[BEGIN SUPPLIED RECORDS]
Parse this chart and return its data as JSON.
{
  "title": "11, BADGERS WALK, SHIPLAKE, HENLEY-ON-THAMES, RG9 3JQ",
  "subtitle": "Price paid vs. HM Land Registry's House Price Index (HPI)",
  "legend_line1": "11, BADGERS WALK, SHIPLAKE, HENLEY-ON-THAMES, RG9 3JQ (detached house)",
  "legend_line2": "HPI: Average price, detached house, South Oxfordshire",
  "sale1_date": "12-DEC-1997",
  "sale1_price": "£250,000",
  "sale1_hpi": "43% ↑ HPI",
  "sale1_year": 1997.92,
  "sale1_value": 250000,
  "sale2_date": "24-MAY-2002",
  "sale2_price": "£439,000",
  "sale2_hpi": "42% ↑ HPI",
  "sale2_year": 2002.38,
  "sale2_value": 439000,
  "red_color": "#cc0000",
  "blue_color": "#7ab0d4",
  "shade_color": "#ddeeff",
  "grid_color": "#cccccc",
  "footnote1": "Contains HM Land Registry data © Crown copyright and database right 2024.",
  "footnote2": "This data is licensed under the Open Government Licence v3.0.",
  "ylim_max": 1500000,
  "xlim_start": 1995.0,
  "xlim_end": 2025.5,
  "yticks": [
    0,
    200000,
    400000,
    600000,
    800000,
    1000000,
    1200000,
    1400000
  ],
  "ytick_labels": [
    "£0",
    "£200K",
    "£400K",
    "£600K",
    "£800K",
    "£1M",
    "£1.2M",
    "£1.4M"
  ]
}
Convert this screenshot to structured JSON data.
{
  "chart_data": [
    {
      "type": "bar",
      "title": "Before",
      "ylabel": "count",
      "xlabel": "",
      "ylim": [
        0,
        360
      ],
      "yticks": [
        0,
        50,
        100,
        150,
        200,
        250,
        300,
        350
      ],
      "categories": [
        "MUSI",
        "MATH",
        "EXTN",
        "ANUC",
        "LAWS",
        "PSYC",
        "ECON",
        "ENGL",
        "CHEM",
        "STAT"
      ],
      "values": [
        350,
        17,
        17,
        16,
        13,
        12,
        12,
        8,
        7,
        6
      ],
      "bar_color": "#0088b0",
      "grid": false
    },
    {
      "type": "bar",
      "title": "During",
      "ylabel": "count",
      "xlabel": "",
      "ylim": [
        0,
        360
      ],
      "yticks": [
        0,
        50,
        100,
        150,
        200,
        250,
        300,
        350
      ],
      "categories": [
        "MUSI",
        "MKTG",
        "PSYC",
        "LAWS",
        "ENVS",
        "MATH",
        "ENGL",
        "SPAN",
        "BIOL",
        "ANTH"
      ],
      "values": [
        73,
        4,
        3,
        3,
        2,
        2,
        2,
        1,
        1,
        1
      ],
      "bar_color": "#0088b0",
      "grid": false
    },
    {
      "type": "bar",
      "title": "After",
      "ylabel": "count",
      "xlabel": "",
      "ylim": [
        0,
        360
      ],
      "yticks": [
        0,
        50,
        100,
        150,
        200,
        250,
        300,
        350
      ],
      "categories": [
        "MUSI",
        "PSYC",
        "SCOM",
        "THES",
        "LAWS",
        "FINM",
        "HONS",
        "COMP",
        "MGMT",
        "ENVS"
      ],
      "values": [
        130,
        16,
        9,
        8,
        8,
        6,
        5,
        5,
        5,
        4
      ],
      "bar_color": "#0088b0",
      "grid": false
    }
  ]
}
[END SUPPLIED RECORDS]
## EXERCISE PROMPT
Write every record out again, unaltered.

## WRITTEN REPLY
Parse this chart and return its data as JSON.
{
  "title": "11, BADGERS WALK, SHIPLAKE, HENLEY-ON-THAMES, RG9 3JQ",
  "subtitle": "Price paid vs. HM Land Registry's House Price Index (HPI)",
  "legend_line1": "11, BADGERS WALK, SHIPLAKE, HENLEY-ON-THAMES, RG9 3JQ (detached house)",
  "legend_line2": "HPI: Average price, detached house, South Oxfordshire",
  "sale1_date": "12-DEC-1997",
  "sale1_price": "£250,000",
  "sale1_hpi": "43% ↑ HPI",
  "sale1_year": 1997.92,
  "sale1_value": 250000,
  "sale2_date": "24-MAY-2002",
  "sale2_price": "£439,000",
  "sale2_hpi": "42% ↑ HPI",
  "sale2_year": 2002.38,
  "sale2_value": 439000,
  "red_color": "#cc0000",
  "blue_color": "#7ab0d4",
  "shade_color": "#ddeeff",
  "grid_color": "#cccccc",
  "footnote1": "Contains HM Land Registry data © Crown copyright and database right 2024.",
  "footnote2": "This data is licensed under the Open Government Licence v3.0.",
  "ylim_max": 1500000,
  "xlim_start": 1995.0,
  "xlim_end": 2025.5,
  "yticks": [
    0,
    200000,
    400000,
    600000,
    800000,
    1000000,
    1200000,
    1400000
  ],
  "ytick_labels": [
    "£0",
    "£200K",
    "£400K",
    "£600K",
    "£800K",
    "£1M",
    "£1.2M",
    "£1.4M"
  ]
}
Convert this screenshot to structured JSON data.
{
  "chart_data": [
    {
      "type": "bar",
      "title": "Before",
      "ylabel": "count",
      "xlabel": "",
      "ylim": [
        0,
        360
      ],
      "yticks": [
        0,
        50,
        100,
        150,
        200,
        250,
        300,
        350
      ],
      "categories": [
        "MUSI",
        "MATH",
        "EXTN",
        "ANUC",
        "LAWS",
        "PSYC",
        "ECON",
        "ENGL",
        "CHEM",
        "STAT"
      ],
      "values": [
        350,
        17,
        17,
        16,
        13,
        12,
        12,
        8,
        7,
        6
      ],
      "bar_color": "#0088b0",
      "grid": false
    },
    {
      "type": "bar",
      "title": "During",
      "ylabel": "count",
      "xlabel": "",
      "ylim": [
        0,
        360
      ],
      "yticks": [
        0,
        50,
        100,
        150,
        200,
        250,
        300,
        350
      ],
      "categories": [
        "MUSI",
        "MKTG",
        "PSYC",
        "LAWS",
        "ENVS",
        "MATH",
        "ENGL",
        "SPAN",
        "BIOL",
        "ANTH"
      ],
      "values": [
        73,
        4,
        3,
        3,
        2,
        2,
        2,
        1,
        1,
        1
      ],
      "bar_color": "#0088b0",
      "grid": false
    },
    {
      "type": "bar",
      "title": "After",
      "ylabel": "count",
      "xlabel": "",
      "ylim": [
        0,
        360
      ],
      "yticks": [
        0,
        50,
        100,
        150,
        200,
        250,
        300,
        350
      ],
      "categories": [
        "MUSI",
        "PSYC",
        "SCOM",
        "THES",
        "LAWS",
        "FINM",
        "HONS",
        "COMP",
        "MGMT",
        "ENVS"
      ],
      "values": [
        130,
        16,
        9,
        8,
        8,
        6,
        5,
        5,
        5,
        4
      ],
      "bar_color": "#0088b0",
      "grid": false
    }
  ]
}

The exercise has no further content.